What is expected
Give the records back in full, exactly as they read.

Extracted data entries:
┄┄┄┄┄┄┄┄┄┄
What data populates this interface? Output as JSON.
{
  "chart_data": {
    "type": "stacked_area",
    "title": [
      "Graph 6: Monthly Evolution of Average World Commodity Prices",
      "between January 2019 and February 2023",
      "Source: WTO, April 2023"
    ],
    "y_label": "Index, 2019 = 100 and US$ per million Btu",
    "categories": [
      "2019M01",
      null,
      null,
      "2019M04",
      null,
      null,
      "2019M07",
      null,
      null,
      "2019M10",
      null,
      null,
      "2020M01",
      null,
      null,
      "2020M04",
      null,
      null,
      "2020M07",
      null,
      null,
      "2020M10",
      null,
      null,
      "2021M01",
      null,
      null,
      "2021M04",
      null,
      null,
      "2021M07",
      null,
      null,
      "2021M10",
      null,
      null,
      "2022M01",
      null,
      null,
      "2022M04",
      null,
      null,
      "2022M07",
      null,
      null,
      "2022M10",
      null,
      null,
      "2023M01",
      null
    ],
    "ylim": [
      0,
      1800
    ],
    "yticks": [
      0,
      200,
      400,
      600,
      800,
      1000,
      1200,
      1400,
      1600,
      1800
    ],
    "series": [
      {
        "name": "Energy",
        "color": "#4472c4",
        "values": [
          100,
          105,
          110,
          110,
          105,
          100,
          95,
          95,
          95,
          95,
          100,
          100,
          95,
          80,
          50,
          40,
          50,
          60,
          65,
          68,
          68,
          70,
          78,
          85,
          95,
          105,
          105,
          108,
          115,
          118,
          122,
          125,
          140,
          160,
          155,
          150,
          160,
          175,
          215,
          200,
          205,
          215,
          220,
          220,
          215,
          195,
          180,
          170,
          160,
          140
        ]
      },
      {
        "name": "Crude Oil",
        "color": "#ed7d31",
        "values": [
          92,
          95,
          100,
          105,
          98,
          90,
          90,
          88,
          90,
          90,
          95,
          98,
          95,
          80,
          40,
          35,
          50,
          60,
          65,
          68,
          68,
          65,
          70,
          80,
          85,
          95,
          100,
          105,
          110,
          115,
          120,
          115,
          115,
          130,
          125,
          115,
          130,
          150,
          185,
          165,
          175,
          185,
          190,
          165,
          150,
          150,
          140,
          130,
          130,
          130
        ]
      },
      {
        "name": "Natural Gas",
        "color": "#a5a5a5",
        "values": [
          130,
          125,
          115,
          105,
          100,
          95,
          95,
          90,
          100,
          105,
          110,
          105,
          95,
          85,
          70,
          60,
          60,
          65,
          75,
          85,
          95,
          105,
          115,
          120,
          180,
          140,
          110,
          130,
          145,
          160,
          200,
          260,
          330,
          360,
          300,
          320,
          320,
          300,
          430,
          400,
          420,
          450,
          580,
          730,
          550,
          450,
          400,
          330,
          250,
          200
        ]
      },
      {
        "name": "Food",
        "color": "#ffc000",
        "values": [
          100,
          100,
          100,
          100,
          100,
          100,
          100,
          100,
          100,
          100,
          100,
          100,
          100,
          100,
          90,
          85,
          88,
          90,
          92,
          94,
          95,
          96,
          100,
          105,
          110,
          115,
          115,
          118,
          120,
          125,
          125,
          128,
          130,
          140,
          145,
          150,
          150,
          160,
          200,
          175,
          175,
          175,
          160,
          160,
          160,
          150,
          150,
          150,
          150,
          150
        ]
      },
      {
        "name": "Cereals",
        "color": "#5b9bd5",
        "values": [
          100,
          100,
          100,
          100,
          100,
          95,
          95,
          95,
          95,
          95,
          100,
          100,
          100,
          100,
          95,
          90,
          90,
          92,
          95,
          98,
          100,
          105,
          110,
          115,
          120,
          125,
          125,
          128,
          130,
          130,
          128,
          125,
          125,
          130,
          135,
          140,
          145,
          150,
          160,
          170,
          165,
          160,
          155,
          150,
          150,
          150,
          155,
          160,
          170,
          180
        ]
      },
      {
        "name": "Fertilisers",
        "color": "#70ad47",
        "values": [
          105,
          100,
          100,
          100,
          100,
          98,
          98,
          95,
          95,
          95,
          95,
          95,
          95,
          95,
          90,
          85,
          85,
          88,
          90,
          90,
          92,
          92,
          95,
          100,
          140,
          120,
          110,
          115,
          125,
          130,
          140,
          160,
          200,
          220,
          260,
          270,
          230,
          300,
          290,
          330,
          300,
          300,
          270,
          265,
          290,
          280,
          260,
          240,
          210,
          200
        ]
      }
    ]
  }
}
┄┄┄┄┄┄┄┄┄┄
Answer
What data populates this interface? Output as JSON.
{
  "chart_data": {
    "type": "stacked_area",
    "title": [
      "Graph 6: Monthly Evolution of Average World Commodity Prices",
      "between January 2019 and February 2023",
      "Source: WTO, April 2023"
    ],
    "y_label": "Index, 2019 = 100 and US$ per million Btu",
    "categories": [
      "2019M01",
      null,
      null,
      "2019M04",
      null,
      null,
      "2019M07",
      null,
      null,
      "2019M10",
      null,
      null,
      "2020M01",
      null,
      null,
      "2020M04",
      null,
      null,
      "2020M07",
      null,
      null,
      "2020M10",
      null,
      null,
      "2021M01",
      null,
      null,
      "2021M04",
      null,
      null,
      "2021M07",
      null,
      null,
      "2021M10",
      null,
      null,
      "2022M01",
      null,
      null,
      "2022M04",
      null,
      null,
      "2022M07",
      null,
      null,
      "2022M10",
      null,
      null,
      "2023M01",
      null
    ],
    "ylim": [
      0,
      1800
    ],
    "yticks": [
      0,
      200,
      400,
      600,
      800,
      1000,
      1200,
      1400,
      1600,
      1800
    ],
    "series": [
      {
        "name": "Energy",
        "color": "#4472c4",
        "values": [
          100,
          105,
          110,
          110,
          105,
          100,
          95,
          95,
          95,
          95,
          100,
          100,
          95,
          80,
          50,
          40,
          50,
          60,
          65,
          68,
          68,
          70,
          78,
          85,
          95,
          105,
          105,
          108,
          115,
          118,
          122,
          125,
          140,
          160,
          155,
          150,
          160,
          175,
          215,
          200,
          205,
          215,
          220,
          220,
          215,
          195,
          180,
          170,
          160,
          140
        ]
      },
      {
        "name": "Crude Oil",
        "color": "#ed7d31",
        "values": [
          92,
          95,
          100,
          105,
          98,
          90,
          90,
          88,
          90,
          90,
          95,
          98,
          95,
          80,
          40,
          35,
          50,
          60,
          65,
          68,
          68,
          65,
          70,
          80,
          85,
          95,
          100,
          105,
          110,
          115,
          120,
          115,
          115,
          130,
          125,
          115,
          130,
          150,
          185,
          165,
          175,
          185,
          190,
          165,
          150,
          150,
          140,
          130,
          130,
          130
        ]
      },
      {
        "name": "Natural Gas",
        "color": "#a5a5a5",
        "values": [
          130,
          125,
          115,
          105,
          100,
          95,
          95,
          90,
          100,
          105,
          110,
          105,
          95,
          85,
          70,
          60,
          60,
          65,
          75,
          85,
          95,
          105,
          115,
          120,
          180,
          140,
          110,
          130,
          145,
          160,
          200,
          260,
          330,
          360,
          300,
          320,
          320,
          300,
          430,
          400,
          420,
          450,
          580,
          730,
          550,
          450,
          400,
          330,
          250,
          200
        ]
      },
      {
        "name": "Food",
        "color": "#ffc000",
        "values": [
          100,
          100,
          100,
          100,
          100,
          100,
          100,
          100,
          100,
          100,
          100,
          100,
          100,
          100,
          90,
          85,
          88,
          90,
          92,
          94,
          95,
          96,
          100,
          105,
          110,
          115,
          115,
          118,
          120,
          125,
          125,
          128,
          130,
          140,
          145,
          150,
          150,
          160,
          200,
          175,
          175,
          175,
          160,
          160,
          160,
          150,
          150,
          150,
          150,
          150
        ]
      },
      {
        "name": "Cereals",
        "color": "#5b9bd5",
        "values": [
          100,
          100,
          100,
          100,
          100,
          95,
          95,
          95,
          95,
          95,
          100,
          100,
          100,
          100,
          95,
          90,
          90,
          92,
          95,
          98,
          100,
          105,
          110,
          115,
          120,
          125,
          125,
          128,
          130,
          130,
          128,
          125,
          125,
          130,
          135,
          140,
          145,
          150,
          160,
          170,
          165,
          160,
          155,
          150,
          150,
          150,
          155,
          160,
          170,
          180
        ]
      },
      {
        "name": "Fertilisers",
        "color": "#70ad47",
        "values": [
          105,
          100,
          100,
          100,
          100,
          98,
          98,
          95,
          95,
          95,
          95,
          95,
          95,
          95,
          90,
          85,
          85,
          88,
          90,
          90,
          92,
          92,
          95,
          100,
          140,
          120,
          110,
          115,
          125,
          130,
          140,
          160,
          200,
          220,
          260,
          270,
          230,
          300,
          290,
          330,
          300,
          300,
          270,
          265,
          290,
          280,
          260,
          240,
          210,
          200
        ]
      }
    ]
  }
}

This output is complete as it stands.